_Your instructions_. Copy whichever lines contain the string "cumulative".

_Entries shown_.
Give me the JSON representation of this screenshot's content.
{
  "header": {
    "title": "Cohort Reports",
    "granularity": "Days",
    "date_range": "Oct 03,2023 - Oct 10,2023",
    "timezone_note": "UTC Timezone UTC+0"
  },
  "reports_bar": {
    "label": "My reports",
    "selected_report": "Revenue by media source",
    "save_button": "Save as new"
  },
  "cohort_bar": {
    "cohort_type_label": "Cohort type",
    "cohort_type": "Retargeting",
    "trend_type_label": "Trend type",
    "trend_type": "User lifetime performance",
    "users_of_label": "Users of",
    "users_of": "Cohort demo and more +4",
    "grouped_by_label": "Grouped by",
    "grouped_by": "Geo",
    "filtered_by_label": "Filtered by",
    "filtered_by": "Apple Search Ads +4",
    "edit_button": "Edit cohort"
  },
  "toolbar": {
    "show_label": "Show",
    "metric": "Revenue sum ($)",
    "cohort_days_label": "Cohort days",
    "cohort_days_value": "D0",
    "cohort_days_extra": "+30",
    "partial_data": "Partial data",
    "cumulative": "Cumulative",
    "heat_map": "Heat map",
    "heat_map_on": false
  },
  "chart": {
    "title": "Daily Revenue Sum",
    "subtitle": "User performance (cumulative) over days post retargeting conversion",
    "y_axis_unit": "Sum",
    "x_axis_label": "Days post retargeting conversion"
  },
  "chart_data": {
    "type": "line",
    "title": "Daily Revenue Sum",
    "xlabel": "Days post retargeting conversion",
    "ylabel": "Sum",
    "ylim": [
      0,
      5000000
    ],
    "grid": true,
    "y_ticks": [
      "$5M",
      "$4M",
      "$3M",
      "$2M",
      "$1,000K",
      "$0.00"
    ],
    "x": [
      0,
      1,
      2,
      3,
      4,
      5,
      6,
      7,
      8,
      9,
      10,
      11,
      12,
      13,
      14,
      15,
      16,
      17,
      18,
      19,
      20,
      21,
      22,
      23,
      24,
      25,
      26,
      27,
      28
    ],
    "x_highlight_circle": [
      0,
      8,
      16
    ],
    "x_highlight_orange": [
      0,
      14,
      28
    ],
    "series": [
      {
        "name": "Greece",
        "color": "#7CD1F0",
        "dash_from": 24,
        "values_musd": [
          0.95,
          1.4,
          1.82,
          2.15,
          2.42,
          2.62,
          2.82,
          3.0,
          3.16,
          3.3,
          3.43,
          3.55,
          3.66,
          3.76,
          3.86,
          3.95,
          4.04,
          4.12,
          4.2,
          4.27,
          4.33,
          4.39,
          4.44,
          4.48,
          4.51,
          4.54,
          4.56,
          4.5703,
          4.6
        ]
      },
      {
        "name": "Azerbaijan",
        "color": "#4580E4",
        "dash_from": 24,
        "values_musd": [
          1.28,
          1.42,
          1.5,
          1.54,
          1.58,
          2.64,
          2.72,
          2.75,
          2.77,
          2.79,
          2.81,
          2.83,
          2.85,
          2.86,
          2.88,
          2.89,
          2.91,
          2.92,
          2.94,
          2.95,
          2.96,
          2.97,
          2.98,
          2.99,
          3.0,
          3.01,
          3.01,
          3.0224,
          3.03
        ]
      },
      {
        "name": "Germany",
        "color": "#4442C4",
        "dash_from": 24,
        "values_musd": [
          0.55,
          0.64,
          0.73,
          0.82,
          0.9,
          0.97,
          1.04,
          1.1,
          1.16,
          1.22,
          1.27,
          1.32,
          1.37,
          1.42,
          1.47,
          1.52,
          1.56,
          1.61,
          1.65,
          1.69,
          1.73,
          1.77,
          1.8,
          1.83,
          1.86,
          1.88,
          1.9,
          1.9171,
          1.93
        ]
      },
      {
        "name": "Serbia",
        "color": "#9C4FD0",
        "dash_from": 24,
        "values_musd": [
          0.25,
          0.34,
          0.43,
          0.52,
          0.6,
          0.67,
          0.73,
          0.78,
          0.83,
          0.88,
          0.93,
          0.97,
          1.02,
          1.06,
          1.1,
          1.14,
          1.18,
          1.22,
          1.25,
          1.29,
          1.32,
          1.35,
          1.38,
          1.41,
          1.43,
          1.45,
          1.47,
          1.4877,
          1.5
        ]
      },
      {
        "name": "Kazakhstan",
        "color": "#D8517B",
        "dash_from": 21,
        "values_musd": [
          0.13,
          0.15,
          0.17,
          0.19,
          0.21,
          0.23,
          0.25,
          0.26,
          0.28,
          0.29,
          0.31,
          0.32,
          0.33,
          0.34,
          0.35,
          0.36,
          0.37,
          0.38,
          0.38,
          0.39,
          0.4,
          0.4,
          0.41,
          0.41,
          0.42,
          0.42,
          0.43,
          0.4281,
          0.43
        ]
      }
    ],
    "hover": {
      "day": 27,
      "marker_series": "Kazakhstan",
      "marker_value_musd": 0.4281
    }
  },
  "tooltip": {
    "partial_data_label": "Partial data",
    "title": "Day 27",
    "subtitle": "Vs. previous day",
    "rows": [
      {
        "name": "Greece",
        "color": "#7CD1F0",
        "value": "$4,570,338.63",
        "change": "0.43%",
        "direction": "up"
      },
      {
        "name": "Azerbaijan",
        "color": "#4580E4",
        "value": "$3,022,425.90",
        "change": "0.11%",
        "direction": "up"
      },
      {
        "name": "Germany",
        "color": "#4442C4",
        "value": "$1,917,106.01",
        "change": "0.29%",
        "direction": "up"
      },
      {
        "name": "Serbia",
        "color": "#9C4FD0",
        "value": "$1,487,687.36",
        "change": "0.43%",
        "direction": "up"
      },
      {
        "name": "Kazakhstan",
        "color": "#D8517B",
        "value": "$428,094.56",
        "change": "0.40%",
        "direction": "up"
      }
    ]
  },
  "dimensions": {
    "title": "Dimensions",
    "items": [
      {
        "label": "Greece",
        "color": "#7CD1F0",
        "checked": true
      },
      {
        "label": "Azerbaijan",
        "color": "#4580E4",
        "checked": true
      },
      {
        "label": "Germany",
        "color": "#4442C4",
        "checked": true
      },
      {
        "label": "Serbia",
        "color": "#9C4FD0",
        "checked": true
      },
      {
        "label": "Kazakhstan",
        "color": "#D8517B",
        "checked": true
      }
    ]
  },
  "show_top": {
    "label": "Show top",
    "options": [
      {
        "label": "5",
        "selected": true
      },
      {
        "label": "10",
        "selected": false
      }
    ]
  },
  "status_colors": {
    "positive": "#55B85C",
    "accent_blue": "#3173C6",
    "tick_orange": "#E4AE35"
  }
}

_Worked answer_.
    "cumulative": "Cumulative",
    "subtitle": "User performance (cumulative) over days post retargeting conversion",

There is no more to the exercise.